**Task objective**
Copy each line of the entries that contains the word "JSON".

**Supplied records**
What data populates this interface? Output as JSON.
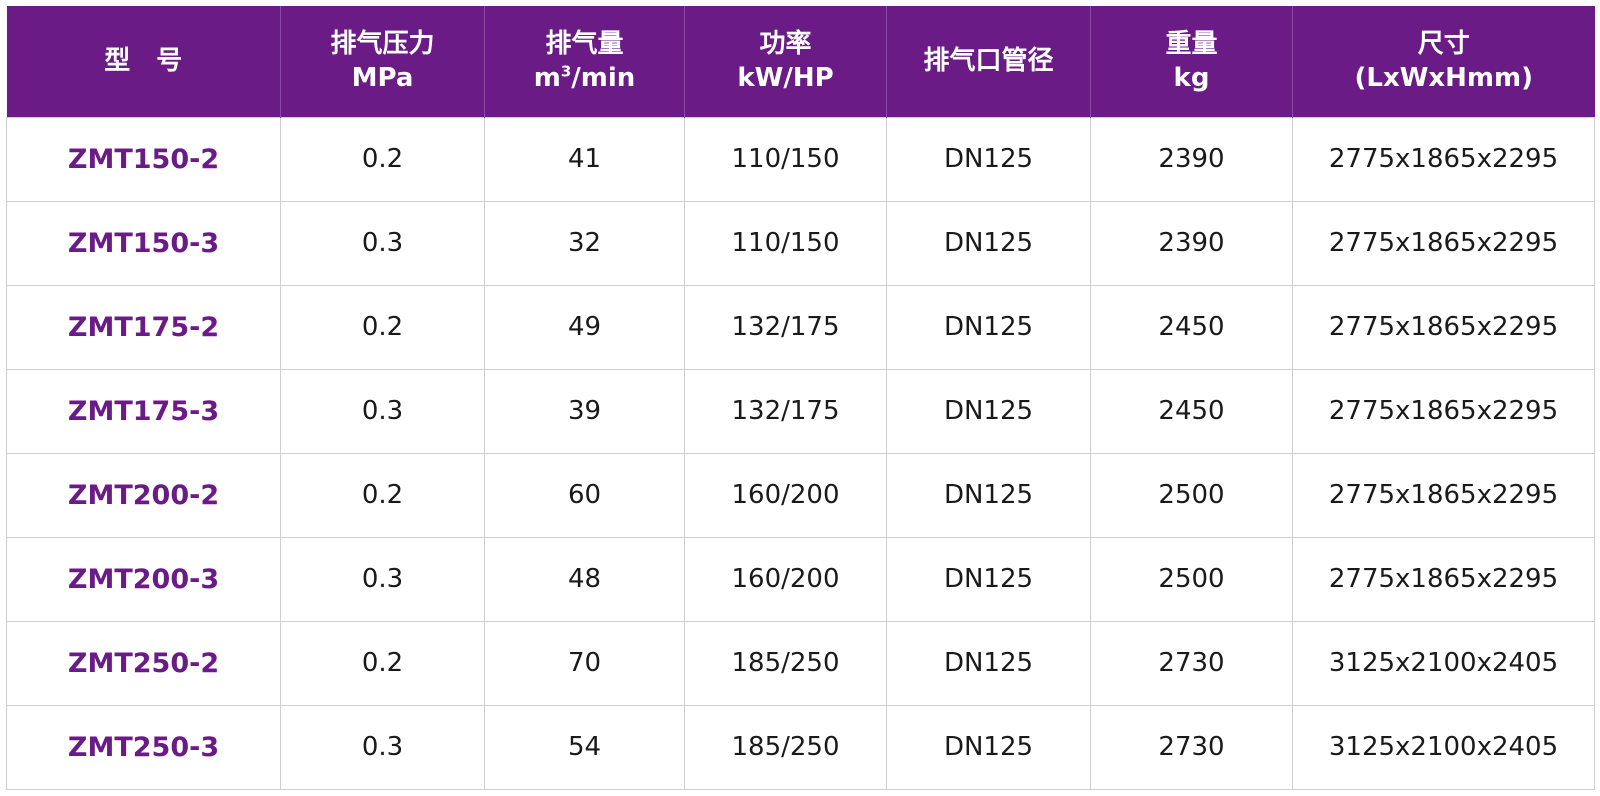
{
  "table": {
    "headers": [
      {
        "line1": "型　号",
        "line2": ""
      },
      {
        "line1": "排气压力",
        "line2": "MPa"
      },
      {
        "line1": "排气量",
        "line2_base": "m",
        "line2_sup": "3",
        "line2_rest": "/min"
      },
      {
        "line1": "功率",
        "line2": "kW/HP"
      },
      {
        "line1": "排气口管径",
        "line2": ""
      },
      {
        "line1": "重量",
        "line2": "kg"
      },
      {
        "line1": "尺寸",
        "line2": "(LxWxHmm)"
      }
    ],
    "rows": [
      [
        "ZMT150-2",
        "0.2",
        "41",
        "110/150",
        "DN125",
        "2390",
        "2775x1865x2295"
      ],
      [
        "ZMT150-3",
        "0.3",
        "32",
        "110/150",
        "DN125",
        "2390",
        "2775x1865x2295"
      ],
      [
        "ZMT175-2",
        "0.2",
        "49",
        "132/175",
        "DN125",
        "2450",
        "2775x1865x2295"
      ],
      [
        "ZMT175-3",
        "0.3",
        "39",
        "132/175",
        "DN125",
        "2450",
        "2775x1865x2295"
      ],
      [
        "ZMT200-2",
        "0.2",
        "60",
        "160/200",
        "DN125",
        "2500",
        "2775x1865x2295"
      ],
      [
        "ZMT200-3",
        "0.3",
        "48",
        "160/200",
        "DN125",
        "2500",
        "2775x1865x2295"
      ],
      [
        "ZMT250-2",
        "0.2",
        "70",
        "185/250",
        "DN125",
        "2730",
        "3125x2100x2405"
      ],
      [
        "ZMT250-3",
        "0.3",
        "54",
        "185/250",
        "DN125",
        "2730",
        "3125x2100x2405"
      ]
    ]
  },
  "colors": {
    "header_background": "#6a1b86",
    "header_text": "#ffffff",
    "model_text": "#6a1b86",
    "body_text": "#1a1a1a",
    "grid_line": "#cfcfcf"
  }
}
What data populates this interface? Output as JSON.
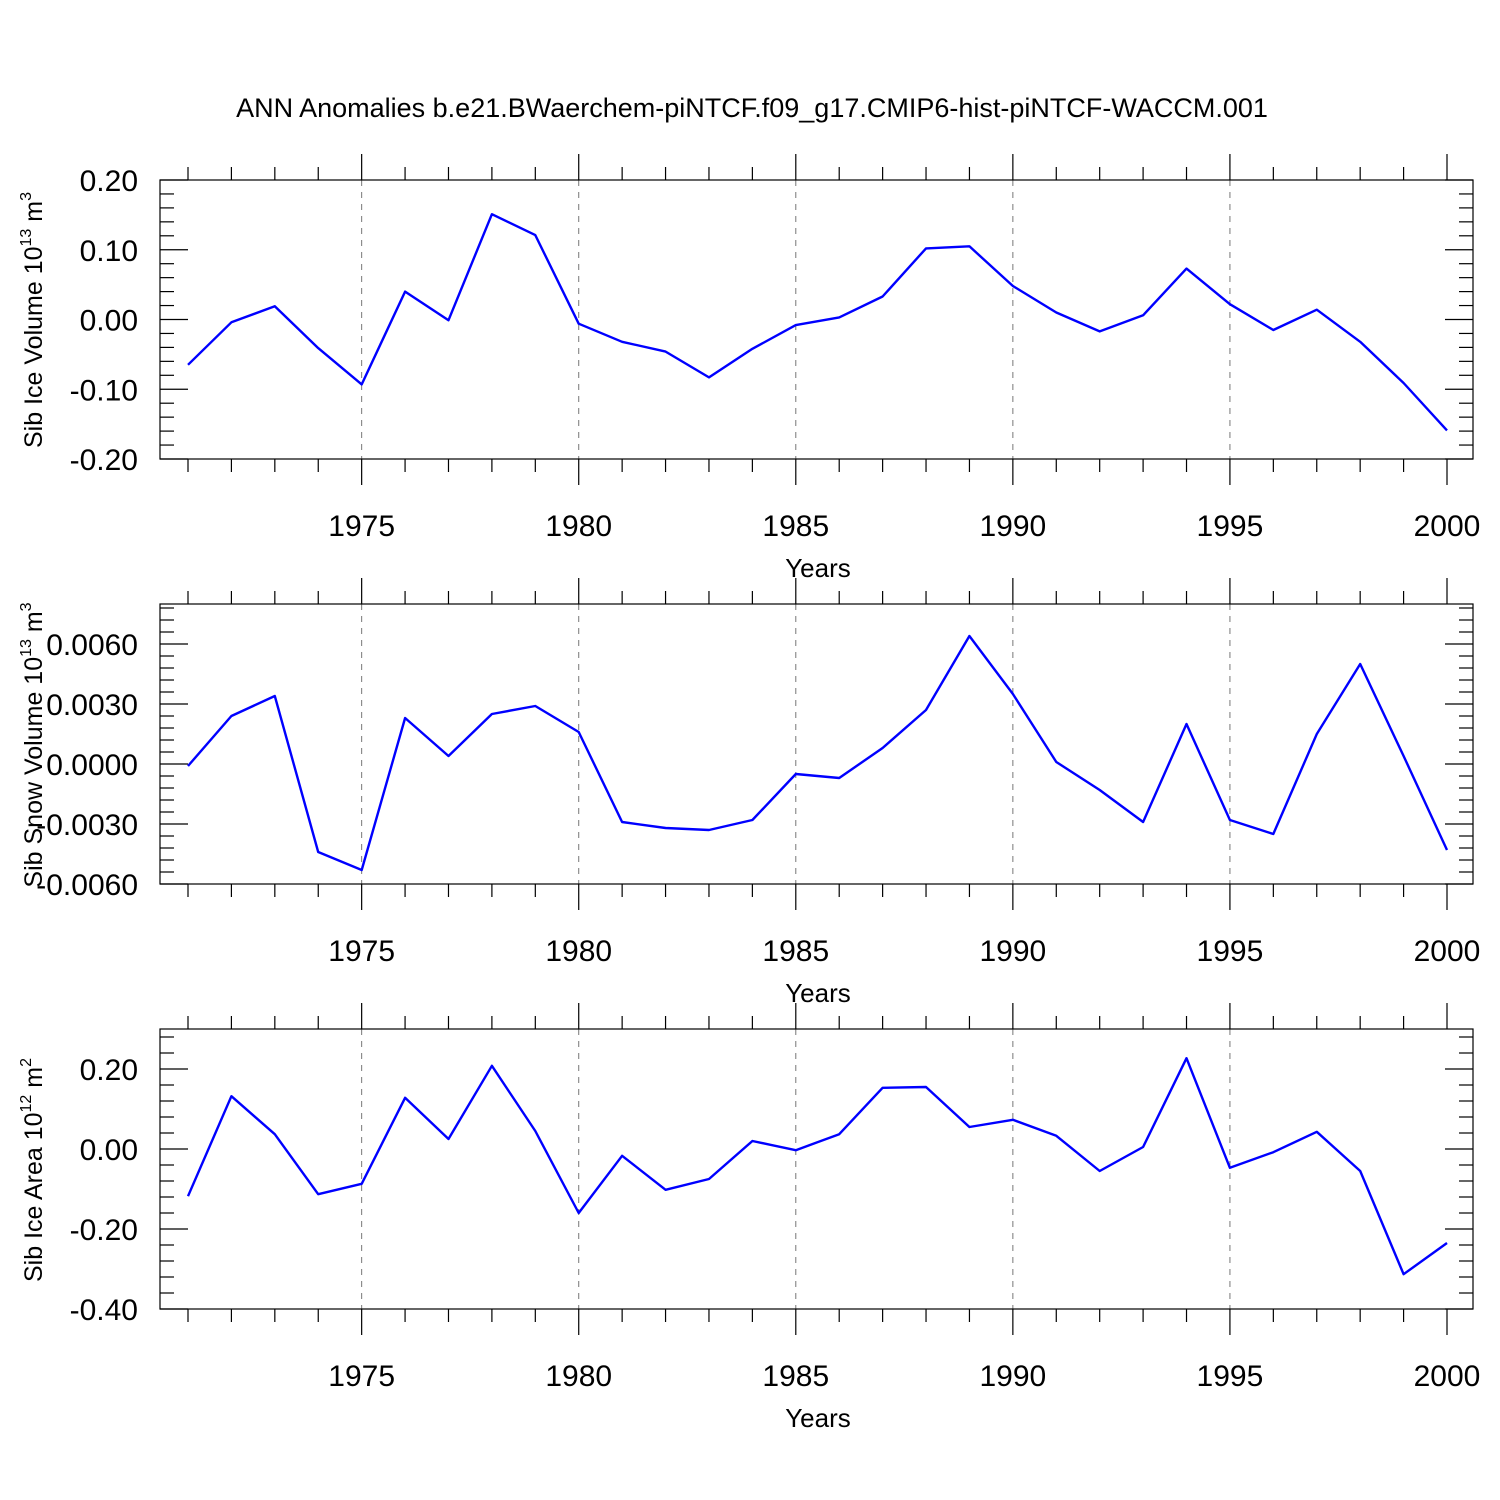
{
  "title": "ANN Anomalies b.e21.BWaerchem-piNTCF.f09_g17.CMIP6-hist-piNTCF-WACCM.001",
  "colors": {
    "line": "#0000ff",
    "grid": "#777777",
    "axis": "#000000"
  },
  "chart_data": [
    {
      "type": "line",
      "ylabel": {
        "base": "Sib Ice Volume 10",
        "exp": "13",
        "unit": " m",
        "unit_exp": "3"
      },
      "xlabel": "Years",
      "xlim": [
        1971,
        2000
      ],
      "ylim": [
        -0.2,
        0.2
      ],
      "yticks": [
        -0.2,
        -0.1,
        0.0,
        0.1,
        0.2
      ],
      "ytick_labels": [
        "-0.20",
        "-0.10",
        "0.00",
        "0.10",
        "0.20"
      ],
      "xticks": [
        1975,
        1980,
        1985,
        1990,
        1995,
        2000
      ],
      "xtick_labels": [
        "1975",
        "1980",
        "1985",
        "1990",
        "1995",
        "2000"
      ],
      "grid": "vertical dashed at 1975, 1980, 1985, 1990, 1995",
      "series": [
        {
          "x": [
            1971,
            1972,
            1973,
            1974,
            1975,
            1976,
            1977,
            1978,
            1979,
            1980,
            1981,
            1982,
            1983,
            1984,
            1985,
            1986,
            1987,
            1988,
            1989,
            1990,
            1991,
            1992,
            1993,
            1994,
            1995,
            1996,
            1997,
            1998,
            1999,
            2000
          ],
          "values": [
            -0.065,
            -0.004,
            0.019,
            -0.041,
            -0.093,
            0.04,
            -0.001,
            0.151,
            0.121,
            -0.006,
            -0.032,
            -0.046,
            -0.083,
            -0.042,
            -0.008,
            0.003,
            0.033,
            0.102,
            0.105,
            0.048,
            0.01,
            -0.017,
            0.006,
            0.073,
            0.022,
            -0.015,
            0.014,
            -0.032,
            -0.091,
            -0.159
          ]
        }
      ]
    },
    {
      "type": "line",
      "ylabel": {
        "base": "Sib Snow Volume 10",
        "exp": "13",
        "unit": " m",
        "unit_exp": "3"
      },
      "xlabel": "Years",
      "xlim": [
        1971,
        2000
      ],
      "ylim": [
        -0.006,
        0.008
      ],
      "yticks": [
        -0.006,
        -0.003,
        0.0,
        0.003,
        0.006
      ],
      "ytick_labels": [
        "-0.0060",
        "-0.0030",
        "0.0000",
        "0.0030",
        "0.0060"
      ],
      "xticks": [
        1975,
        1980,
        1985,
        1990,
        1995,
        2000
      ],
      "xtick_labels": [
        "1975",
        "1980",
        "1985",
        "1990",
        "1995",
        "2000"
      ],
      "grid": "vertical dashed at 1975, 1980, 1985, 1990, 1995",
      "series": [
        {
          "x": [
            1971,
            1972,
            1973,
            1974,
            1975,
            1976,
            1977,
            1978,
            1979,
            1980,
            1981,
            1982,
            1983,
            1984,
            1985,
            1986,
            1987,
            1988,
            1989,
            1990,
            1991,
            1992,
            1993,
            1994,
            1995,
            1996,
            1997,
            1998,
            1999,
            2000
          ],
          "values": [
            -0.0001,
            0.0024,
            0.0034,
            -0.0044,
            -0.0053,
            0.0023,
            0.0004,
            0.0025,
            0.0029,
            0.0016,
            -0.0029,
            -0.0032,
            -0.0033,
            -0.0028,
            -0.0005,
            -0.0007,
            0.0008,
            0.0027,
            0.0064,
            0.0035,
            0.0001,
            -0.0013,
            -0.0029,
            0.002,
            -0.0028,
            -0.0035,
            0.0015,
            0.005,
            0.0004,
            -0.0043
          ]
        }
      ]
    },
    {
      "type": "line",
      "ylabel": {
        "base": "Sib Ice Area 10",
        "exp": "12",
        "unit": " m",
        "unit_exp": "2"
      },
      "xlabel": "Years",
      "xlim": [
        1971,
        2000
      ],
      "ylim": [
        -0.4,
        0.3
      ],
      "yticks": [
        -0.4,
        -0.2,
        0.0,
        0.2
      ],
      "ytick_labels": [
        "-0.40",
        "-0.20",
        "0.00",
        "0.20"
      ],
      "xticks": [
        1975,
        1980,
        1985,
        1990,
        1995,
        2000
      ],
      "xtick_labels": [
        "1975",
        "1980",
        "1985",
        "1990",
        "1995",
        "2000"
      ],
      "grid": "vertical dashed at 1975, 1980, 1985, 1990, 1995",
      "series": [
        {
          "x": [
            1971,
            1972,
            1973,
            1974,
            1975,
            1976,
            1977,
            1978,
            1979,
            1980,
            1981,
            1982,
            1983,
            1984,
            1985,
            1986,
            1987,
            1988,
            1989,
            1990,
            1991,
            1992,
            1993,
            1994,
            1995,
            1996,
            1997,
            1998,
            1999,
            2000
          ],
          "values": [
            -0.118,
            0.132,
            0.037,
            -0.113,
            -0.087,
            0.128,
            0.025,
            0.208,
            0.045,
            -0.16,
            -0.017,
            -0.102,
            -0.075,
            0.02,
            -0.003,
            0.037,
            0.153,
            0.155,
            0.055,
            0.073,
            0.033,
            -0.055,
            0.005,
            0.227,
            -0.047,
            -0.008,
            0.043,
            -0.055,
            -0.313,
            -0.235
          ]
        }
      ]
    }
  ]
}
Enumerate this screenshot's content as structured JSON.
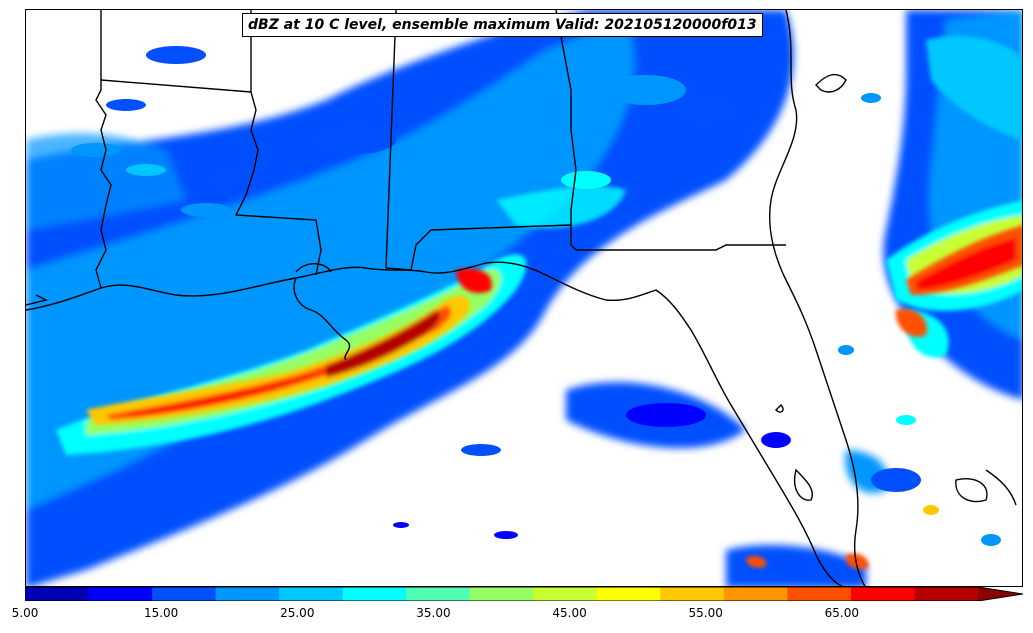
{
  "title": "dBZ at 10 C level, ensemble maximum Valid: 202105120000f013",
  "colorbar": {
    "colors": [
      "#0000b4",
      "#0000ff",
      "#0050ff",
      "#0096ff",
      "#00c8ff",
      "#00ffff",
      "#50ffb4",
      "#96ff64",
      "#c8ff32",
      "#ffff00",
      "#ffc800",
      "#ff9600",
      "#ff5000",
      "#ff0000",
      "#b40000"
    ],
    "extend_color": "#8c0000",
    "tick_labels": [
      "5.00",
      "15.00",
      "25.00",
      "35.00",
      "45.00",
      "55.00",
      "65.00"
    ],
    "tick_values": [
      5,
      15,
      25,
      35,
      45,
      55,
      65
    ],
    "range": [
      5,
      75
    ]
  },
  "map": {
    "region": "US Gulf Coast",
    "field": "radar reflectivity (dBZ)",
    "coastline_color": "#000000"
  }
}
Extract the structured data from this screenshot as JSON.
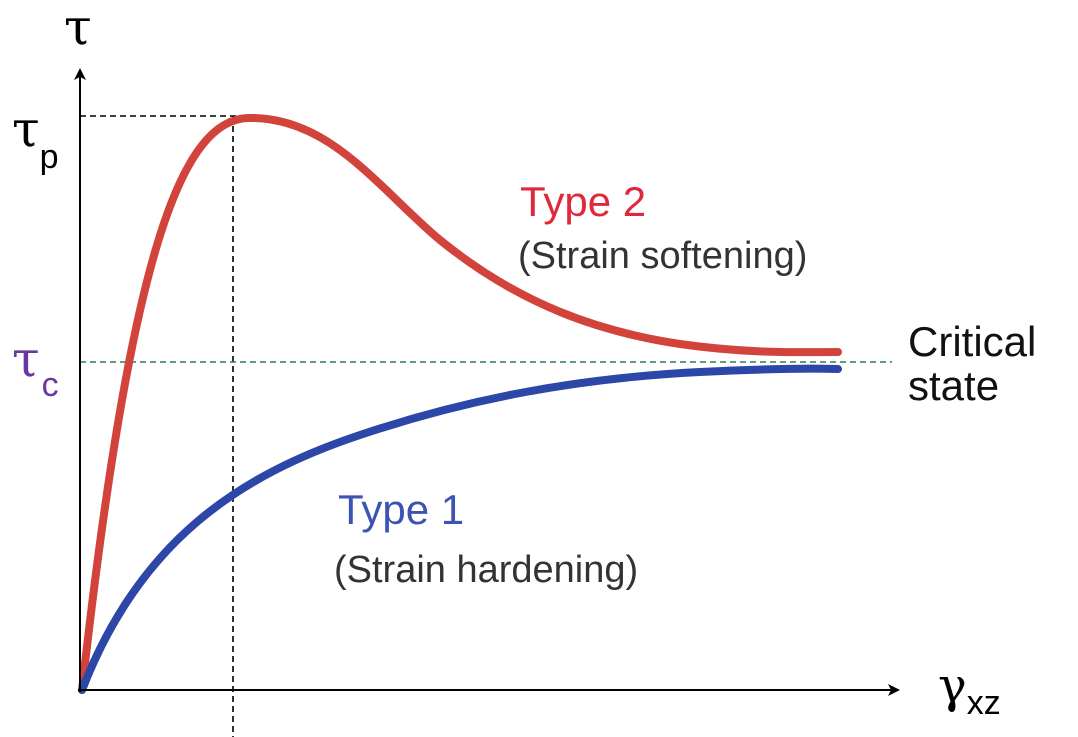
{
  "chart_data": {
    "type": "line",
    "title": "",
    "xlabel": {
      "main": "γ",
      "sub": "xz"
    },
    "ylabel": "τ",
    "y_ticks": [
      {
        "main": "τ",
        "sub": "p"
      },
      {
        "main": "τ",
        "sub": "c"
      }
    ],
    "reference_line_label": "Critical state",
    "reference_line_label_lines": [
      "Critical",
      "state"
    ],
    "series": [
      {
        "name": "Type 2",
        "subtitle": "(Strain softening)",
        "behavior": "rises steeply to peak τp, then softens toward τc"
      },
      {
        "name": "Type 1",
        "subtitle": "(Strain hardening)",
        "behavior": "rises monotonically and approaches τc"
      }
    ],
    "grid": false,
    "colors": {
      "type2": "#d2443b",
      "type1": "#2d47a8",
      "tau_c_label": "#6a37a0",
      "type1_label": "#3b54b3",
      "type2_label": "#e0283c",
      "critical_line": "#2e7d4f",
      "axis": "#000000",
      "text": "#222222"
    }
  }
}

**Exercise result**
What data populates this interface? Output as JSON.
What data populates this interface? Output as JSON.
Enumerate this screenshot's content as structured JSON.
Extract the structured data from this screenshot as JSON.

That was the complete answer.